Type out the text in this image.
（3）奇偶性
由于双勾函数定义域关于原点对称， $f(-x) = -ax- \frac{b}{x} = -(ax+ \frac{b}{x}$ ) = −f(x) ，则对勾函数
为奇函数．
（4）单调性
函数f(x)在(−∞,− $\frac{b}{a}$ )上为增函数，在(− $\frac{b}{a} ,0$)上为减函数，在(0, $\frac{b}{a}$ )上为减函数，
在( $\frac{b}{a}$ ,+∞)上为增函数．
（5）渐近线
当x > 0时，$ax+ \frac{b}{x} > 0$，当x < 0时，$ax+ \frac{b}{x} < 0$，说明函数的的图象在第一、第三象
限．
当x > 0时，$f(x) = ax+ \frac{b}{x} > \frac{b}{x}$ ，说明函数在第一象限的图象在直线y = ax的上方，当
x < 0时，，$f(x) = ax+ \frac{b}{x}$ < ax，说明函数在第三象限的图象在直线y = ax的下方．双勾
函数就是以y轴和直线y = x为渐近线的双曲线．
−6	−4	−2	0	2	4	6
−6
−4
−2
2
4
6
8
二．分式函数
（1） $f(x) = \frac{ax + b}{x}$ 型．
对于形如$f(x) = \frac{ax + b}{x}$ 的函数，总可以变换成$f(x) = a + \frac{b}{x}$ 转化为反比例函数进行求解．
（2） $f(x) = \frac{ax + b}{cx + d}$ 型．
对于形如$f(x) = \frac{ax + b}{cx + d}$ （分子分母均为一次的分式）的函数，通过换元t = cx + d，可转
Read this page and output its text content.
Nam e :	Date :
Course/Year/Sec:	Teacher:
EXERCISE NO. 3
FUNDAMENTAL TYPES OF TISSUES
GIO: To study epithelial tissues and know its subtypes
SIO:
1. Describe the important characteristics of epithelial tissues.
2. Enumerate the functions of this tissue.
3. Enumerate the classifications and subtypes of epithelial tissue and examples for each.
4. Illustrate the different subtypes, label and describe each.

> Stated task
In the records above, locate each line with the word "对于形如". Copy all such lines.

> Exercise response
对于形如$f(x) = \frac{ax + b}{x}$ 的函数，总可以变换成$f(x) = a + \frac{b}{x}$ 转化为反比例函数进行求解．
对于形如$f(x) = \frac{ax + b}{cx + d}$ （分子分母均为一次的分式）的函数，通过换元t = cx + d，可转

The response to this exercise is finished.